→ **ASSIGNMENT**:
Your answer must match the data word for word.

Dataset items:
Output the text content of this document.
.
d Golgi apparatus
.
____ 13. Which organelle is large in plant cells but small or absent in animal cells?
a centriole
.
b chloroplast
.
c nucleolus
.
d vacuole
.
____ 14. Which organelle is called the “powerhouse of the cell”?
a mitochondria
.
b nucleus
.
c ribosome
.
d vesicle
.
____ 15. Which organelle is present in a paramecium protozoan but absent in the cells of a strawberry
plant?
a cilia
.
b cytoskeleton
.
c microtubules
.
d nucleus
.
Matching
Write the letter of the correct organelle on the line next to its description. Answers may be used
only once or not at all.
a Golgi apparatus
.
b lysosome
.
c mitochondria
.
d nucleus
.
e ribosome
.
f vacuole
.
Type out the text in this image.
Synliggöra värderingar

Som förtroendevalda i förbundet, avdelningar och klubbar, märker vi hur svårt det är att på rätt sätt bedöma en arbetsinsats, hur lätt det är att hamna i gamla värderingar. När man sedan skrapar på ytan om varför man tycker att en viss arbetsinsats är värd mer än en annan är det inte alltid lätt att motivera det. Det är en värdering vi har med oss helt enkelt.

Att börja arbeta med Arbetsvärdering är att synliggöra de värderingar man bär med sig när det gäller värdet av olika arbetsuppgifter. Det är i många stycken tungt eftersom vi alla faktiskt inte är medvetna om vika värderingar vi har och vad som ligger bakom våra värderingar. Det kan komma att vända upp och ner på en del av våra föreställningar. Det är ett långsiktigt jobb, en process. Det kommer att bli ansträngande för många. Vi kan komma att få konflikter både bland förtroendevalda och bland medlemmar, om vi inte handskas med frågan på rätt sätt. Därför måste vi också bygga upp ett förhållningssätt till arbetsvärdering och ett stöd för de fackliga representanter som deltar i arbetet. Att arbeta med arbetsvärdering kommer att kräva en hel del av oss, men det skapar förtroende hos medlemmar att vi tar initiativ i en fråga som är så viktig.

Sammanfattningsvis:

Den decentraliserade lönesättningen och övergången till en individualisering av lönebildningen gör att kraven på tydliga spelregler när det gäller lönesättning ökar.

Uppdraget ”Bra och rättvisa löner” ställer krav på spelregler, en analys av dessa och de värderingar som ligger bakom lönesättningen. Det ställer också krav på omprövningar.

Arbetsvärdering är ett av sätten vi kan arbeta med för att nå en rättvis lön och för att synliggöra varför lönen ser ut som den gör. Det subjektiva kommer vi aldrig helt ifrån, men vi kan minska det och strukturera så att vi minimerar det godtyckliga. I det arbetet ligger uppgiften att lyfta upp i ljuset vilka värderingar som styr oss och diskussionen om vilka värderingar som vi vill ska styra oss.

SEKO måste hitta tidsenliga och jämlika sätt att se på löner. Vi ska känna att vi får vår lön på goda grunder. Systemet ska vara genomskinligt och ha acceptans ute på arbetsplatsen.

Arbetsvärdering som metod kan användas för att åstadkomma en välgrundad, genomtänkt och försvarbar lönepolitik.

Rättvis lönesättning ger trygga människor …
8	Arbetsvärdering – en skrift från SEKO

→ **EXERCISE RESPONSE**:
Output the text content of this document.
.
d Golgi apparatus
.
____ 13. Which organelle is large in plant cells but small or absent in animal cells?
a centriole
.
b chloroplast
.
c nucleolus
.
d vacuole
.
____ 14. Which organelle is called the “powerhouse of the cell”?
a mitochondria
.
b nucleus
.
c ribosome
.
d vesicle
.
____ 15. Which organelle is present in a paramecium protozoan but absent in the cells of a strawberry
plant?
a cilia
.
b cytoskeleton
.
c microtubules
.
d nucleus
.
Matching
Write the letter of the correct organelle on the line next to its description. Answers may be used
only once or not at all.
a Golgi apparatus
.
b lysosome
.
c mitochondria
.
d nucleus
.
e ribosome
.
f vacuole
.
Type out the text in this image.
Synliggöra värderingar

Som förtroendevalda i förbundet, avdelningar och klubbar, märker vi hur svårt det är att på rätt sätt bedöma en arbetsinsats, hur lätt det är att hamna i gamla värderingar. När man sedan skrapar på ytan om varför man tycker att en viss arbetsinsats är värd mer än en annan är det inte alltid lätt att motivera det. Det är en värdering vi har med oss helt enkelt.

Att börja arbeta med Arbetsvärdering är att synliggöra de värderingar man bär med sig när det gäller värdet av olika arbetsuppgifter. Det är i många stycken tungt eftersom vi alla faktiskt inte är medvetna om vika värderingar vi har och vad som ligger bakom våra värderingar. Det kan komma att vända upp och ner på en del av våra föreställningar. Det är ett långsiktigt jobb, en process. Det kommer att bli ansträngande för många. Vi kan komma att få konflikter både bland förtroendevalda och bland medlemmar, om vi inte handskas med frågan på rätt sätt. Därför måste vi också bygga upp ett förhållningssätt till arbetsvärdering och ett stöd för de fackliga representanter som deltar i arbetet. Att arbeta med arbetsvärdering kommer att kräva en hel del av oss, men det skapar förtroende hos medlemmar att vi tar initiativ i en fråga som är så viktig.

Sammanfattningsvis:

Den decentraliserade lönesättningen och övergången till en individualisering av lönebildningen gör att kraven på tydliga spelregler när det gäller lönesättning ökar.

Uppdraget ”Bra och rättvisa löner” ställer krav på spelregler, en analys av dessa och de värderingar som ligger bakom lönesättningen. Det ställer också krav på omprövningar.

Arbetsvärdering är ett av sätten vi kan arbeta med för att nå en rättvis lön och för att synliggöra varför lönen ser ut som den gör. Det subjektiva kommer vi aldrig helt ifrån, men vi kan minska det och strukturera så att vi minimerar det godtyckliga. I det arbetet ligger uppgiften att lyfta upp i ljuset vilka värderingar som styr oss och diskussionen om vilka värderingar som vi vill ska styra oss.

SEKO måste hitta tidsenliga och jämlika sätt att se på löner. Vi ska känna att vi får vår lön på goda grunder. Systemet ska vara genomskinligt och ha acceptans ute på arbetsplatsen.

Arbetsvärdering som metod kan användas för att åstadkomma en välgrundad, genomtänkt och försvarbar lönepolitik.

Rättvis lönesättning ger trygga människor …
8	Arbetsvärdering – en skrift från SEKO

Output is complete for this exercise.